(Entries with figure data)
....................

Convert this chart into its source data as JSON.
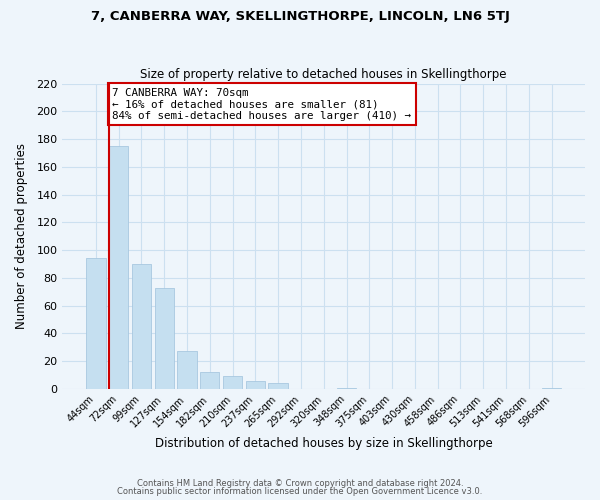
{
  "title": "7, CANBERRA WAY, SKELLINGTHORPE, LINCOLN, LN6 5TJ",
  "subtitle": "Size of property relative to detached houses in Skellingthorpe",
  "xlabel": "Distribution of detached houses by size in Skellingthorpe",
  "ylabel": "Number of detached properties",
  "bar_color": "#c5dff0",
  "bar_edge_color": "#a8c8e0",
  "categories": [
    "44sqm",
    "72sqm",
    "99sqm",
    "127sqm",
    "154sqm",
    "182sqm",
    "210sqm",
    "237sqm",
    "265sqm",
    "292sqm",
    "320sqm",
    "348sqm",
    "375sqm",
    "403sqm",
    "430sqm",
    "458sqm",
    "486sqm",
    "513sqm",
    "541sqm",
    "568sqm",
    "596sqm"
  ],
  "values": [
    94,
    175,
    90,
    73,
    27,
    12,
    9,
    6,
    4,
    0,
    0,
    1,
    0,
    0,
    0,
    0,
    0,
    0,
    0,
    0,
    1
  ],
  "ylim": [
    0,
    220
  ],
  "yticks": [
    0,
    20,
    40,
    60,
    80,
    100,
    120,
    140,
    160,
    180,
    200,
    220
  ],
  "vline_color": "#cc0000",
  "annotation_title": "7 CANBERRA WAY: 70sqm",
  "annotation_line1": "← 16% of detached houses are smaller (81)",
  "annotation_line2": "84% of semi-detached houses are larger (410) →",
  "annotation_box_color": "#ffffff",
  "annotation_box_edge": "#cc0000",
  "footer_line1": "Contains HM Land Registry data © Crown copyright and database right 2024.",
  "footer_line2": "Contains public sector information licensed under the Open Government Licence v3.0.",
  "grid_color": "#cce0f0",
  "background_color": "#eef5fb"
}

....................

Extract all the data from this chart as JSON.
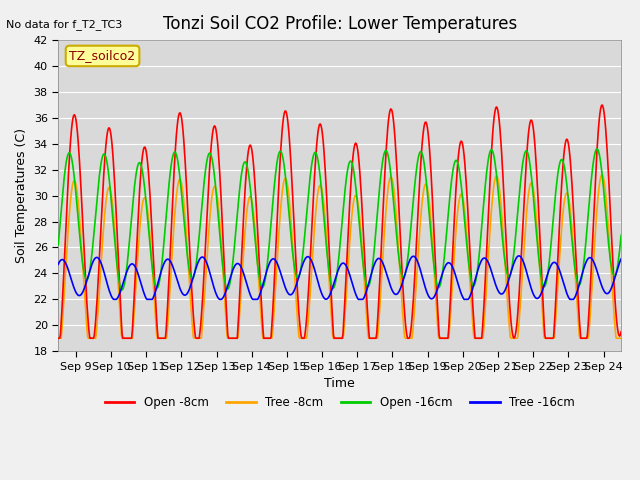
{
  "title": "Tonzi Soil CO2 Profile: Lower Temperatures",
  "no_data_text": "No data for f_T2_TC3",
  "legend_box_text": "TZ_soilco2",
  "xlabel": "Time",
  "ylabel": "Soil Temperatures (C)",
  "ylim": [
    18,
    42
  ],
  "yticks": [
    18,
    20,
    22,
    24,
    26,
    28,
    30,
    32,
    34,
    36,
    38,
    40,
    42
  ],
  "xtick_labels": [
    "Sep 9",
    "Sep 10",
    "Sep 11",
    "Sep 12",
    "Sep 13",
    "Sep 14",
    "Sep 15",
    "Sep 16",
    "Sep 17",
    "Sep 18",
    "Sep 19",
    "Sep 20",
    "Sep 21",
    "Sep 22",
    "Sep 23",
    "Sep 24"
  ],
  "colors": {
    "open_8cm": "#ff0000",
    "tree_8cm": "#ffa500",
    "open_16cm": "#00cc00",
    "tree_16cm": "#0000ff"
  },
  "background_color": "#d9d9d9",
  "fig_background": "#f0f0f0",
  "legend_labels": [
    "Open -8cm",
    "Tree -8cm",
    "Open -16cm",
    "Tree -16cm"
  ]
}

....................

Go through the material above and count the lines that contain "CANBERRA"; give that number alone.

**Answer to this task:**
2